* _Exercise description_
In the following material, identify every line holding the string "ﾌﾘｶﾞﾅ" and return it.

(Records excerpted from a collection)

(begin)

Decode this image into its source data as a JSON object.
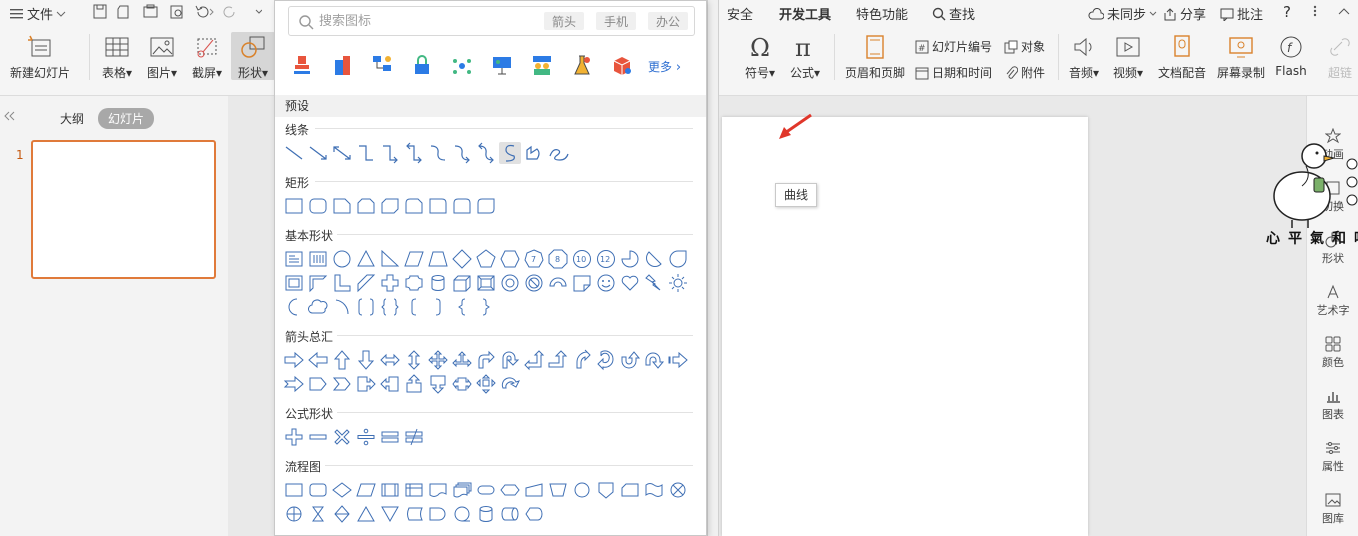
{
  "ribbon": {
    "file_menu": "文件",
    "tabs": [
      "安全",
      "开发工具",
      "特色功能"
    ],
    "search_label": "查找",
    "sync_label": "未同步",
    "share_label": "分享",
    "comment_label": "批注",
    "help_label": "?",
    "buttons": {
      "new_slide": "新建幻灯片",
      "table": "表格",
      "picture": "图片",
      "screenshot": "截屏",
      "shape": "形状",
      "symbol": "符号",
      "formula": "公式",
      "header_footer": "页眉和页脚",
      "slide_number": "幻灯片编号",
      "object": "对象",
      "date_time": "日期和时间",
      "attachment": "附件",
      "audio": "音频",
      "video": "视频",
      "doc_dub": "文档配音",
      "screen_record": "屏幕录制",
      "flash": "Flash",
      "hyperlink": "超链"
    }
  },
  "left_panel": {
    "tab_outline": "大纲",
    "tab_slides": "幻灯片",
    "slide_number": "1"
  },
  "shape_panel": {
    "search_placeholder": "搜索图标",
    "search_tags": [
      "箭头",
      "手机",
      "办公"
    ],
    "more_label": "更多",
    "preset_label": "预设",
    "sections": {
      "lines": "线条",
      "rectangles": "矩形",
      "basic": "基本形状",
      "arrows": "箭头总汇",
      "formula": "公式形状",
      "flowchart": "流程图"
    },
    "tooltip": "曲线"
  },
  "right_sidebar": {
    "items": [
      "动画",
      "切换",
      "形状",
      "艺术字",
      "颜色",
      "图表",
      "属性",
      "图库"
    ]
  },
  "watermark_text": "心平氣和吧"
}
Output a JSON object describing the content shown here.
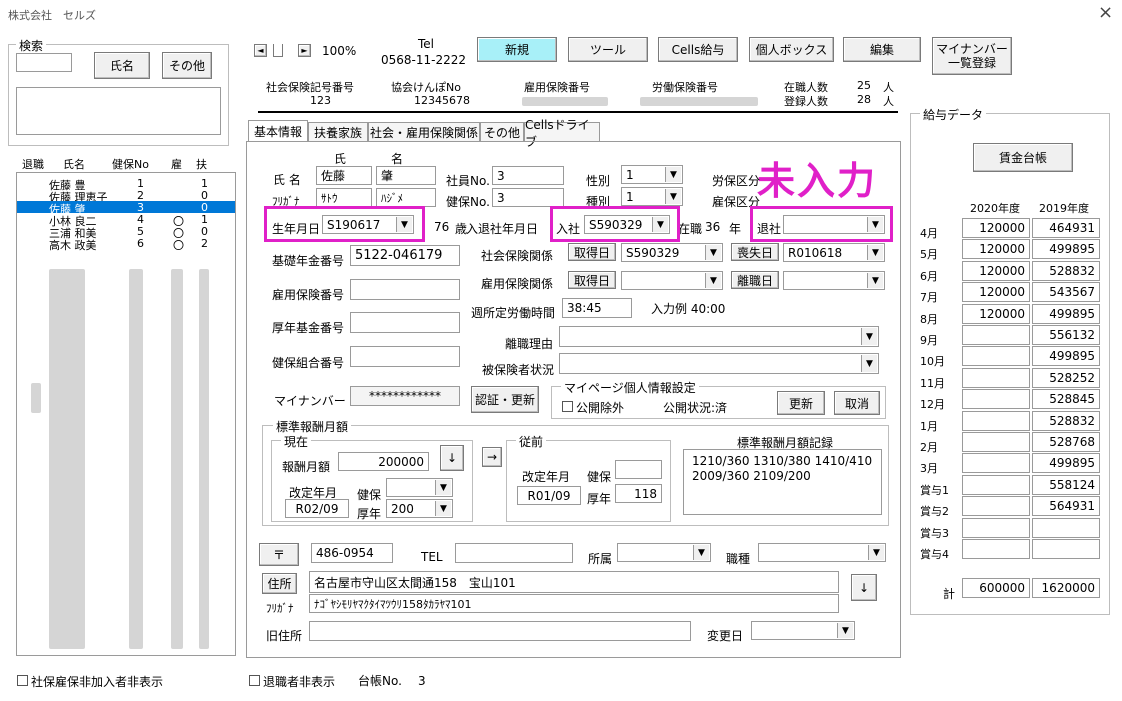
{
  "window": {
    "title": "株式会社　セルズ",
    "close": "×"
  },
  "search": {
    "title": "検索",
    "name_btn": "氏名",
    "other_btn": "その他",
    "input_value": "",
    "memo": ""
  },
  "employee_list": {
    "headers": {
      "status": "退職",
      "name": "氏名",
      "hoken": "健保No",
      "koyo": "雇",
      "fuyo": "扶"
    },
    "rows": [
      {
        "name": "佐藤 豊",
        "no": "1",
        "koyo": "",
        "fuyo": "1"
      },
      {
        "name": "佐藤 理恵子",
        "no": "2",
        "koyo": "",
        "fuyo": "0"
      },
      {
        "name": "佐藤 肇",
        "no": "3",
        "koyo": "",
        "fuyo": "0",
        "selected": true
      },
      {
        "name": "小林 良二",
        "no": "4",
        "koyo": "〇",
        "fuyo": "1"
      },
      {
        "name": "三浦 和美",
        "no": "5",
        "koyo": "〇",
        "fuyo": "0"
      },
      {
        "name": "高木 政美",
        "no": "6",
        "koyo": "〇",
        "fuyo": "2"
      }
    ]
  },
  "toolbar": {
    "zoom": "100%",
    "tel_label": "Tel",
    "tel_value": "0568-11-2222",
    "new": "新規",
    "tools": "ツール",
    "cells_pay": "Cells給与",
    "personal_box": "個人ボックス",
    "edit": "編集",
    "mynumber_line1": "マイナンバー",
    "mynumber_line2": "一覧登録"
  },
  "company_info": {
    "shaho_label": "社会保険記号番号",
    "shaho_value": "123",
    "kyokai_label": "協会けんぽNo",
    "kyokai_value": "12345678",
    "koyo_label": "雇用保険番号",
    "rodo_label": "労働保険番号",
    "zaishoku_label": "在職人数",
    "zaishoku_value": "25",
    "zaishoku_unit": "人",
    "toroku_label": "登録人数",
    "toroku_value": "28",
    "toroku_unit": "人"
  },
  "tabs": [
    "基本情報",
    "扶養家族",
    "社会・雇用保険関係",
    "その他",
    "Cellsドライブ"
  ],
  "annotation": "未入力",
  "form": {
    "name_label": "氏 名",
    "furigana_label": "ﾌﾘｶﾞﾅ",
    "sei_header": "氏",
    "mei_header": "名",
    "sei": "佐藤",
    "mei": "肇",
    "sei_kana": "ｻﾄｳ",
    "mei_kana": "ﾊｼﾞﾒ",
    "shain_label": "社員No.",
    "shain_value": "3",
    "kenpo_label": "健保No.",
    "kenpo_value": "3",
    "seibetsu_label": "性別",
    "seibetsu_value": "1",
    "shubetsu_label": "種別",
    "shubetsu_value": "1",
    "rosai_label": "労保区分",
    "koyo_kubun_label": "雇保区分",
    "birth_label": "生年月日",
    "birth_value": "S190617",
    "age_value": "76",
    "age_unit": "歳",
    "nyutai_label": "入退社年月日",
    "nyusha_label": "入社",
    "nyusha_value": "S590329",
    "zaishoku_label": "在職",
    "zaishoku_years": "36",
    "zaishoku_unit": "年",
    "taisha_label": "退社",
    "taisha_value": "",
    "kiso_label": "基礎年金番号",
    "kiso_value": "5122-046179",
    "koyo_no_label": "雇用保険番号",
    "kosei_label": "厚年基金番号",
    "kumiai_label": "健保組合番号",
    "shaho_rel_label": "社会保険関係",
    "shutoku_btn": "取得日",
    "shaho_shutoku": "S590329",
    "soshitsu_btn": "喪失日",
    "soshitsu_value": "R010618",
    "koyo_rel_label": "雇用保険関係",
    "koyo_shutoku_btn": "取得日",
    "rishoku_btn": "離職日",
    "shotei_label": "週所定労働時間",
    "shotei_value": "38:45",
    "nyuryoku_rei": "入力例 40:00",
    "rishoku_reason_label": "離職理由",
    "hihokensha_label": "被保険者状況",
    "mynumber_label": "マイナンバー",
    "mynumber_value": "************",
    "auth_btn": "認証・更新",
    "mypage_title": "マイページ個人情報設定",
    "public_exclude": "公開除外",
    "public_status": "公開状況:済",
    "update_btn": "更新",
    "cancel_btn": "取消"
  },
  "standard_pay": {
    "title": "標準報酬月額",
    "current_title": "現在",
    "monthly_label": "報酬月額",
    "monthly_value": "200000",
    "down_arrow": "↓",
    "right_arrow": "→",
    "revision_label": "改定年月",
    "revision_value": "R02/09",
    "kenpo_label": "健保",
    "kenpo_value": "",
    "kounen_label": "厚年",
    "kounen_value": "200",
    "prev_title": "従前",
    "prev_revision_label": "改定年月",
    "prev_revision_value": "R01/09",
    "prev_kenpo_label": "健保",
    "prev_kenpo_value": "",
    "prev_kounen_label": "厚年",
    "prev_kounen_value": "118",
    "record_title": "標準報酬月額記録",
    "record_line1": "1210/360 1310/380 1410/410",
    "record_line2": "2009/360 2109/200"
  },
  "address": {
    "zip_btn": "〒",
    "zip_value": "486-0954",
    "tel_label": "TEL",
    "shozoku_label": "所属",
    "shokushu_label": "職種",
    "jusho_btn": "住所",
    "jusho_value": "名古屋市守山区太間通158　宝山101",
    "kana_label": "ﾌﾘｶﾞﾅ",
    "kana_value": "ﾅｺﾞﾔｼﾓﾘﾔﾏｸﾀｲﾏﾂｳﾘ158ﾀｶﾗﾔﾏ101",
    "down_btn": "↓",
    "old_label": "旧住所",
    "henko_label": "変更日"
  },
  "salary": {
    "title": "給与データ",
    "ledger_btn": "賃金台帳",
    "year1": "2020年度",
    "year2": "2019年度",
    "rows": [
      {
        "month": "4月",
        "y2020": "120000",
        "y2019": "464931"
      },
      {
        "month": "5月",
        "y2020": "120000",
        "y2019": "499895"
      },
      {
        "month": "6月",
        "y2020": "120000",
        "y2019": "528832"
      },
      {
        "month": "7月",
        "y2020": "120000",
        "y2019": "543567"
      },
      {
        "month": "8月",
        "y2020": "120000",
        "y2019": "499895"
      },
      {
        "month": "9月",
        "y2020": "",
        "y2019": "556132"
      },
      {
        "month": "10月",
        "y2020": "",
        "y2019": "499895"
      },
      {
        "month": "11月",
        "y2020": "",
        "y2019": "528252"
      },
      {
        "month": "12月",
        "y2020": "",
        "y2019": "528845"
      },
      {
        "month": "1月",
        "y2020": "",
        "y2019": "528832"
      },
      {
        "month": "2月",
        "y2020": "",
        "y2019": "528768"
      },
      {
        "month": "3月",
        "y2020": "",
        "y2019": "499895"
      },
      {
        "month": "賞与1",
        "y2020": "",
        "y2019": "558124"
      },
      {
        "month": "賞与2",
        "y2020": "",
        "y2019": "564931"
      },
      {
        "month": "賞与3",
        "y2020": "",
        "y2019": ""
      },
      {
        "month": "賞与4",
        "y2020": "",
        "y2019": ""
      }
    ],
    "total_label": "計",
    "total_2020": "600000",
    "total_2019": "1620000"
  },
  "footer": {
    "hide_shaho": "社保雇保非加入者非表示",
    "hide_retired": "退職者非表示",
    "daicho_label": "台帳No.",
    "daicho_value": "3"
  },
  "colors": {
    "accent_button": "#a8f0f8",
    "highlight": "#e020c8",
    "selected_row": "#0078d7"
  }
}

(end)

* _The solution_
    "furigana_label": "ﾌﾘｶﾞﾅ",
    "kana_label": "ﾌﾘｶﾞﾅ",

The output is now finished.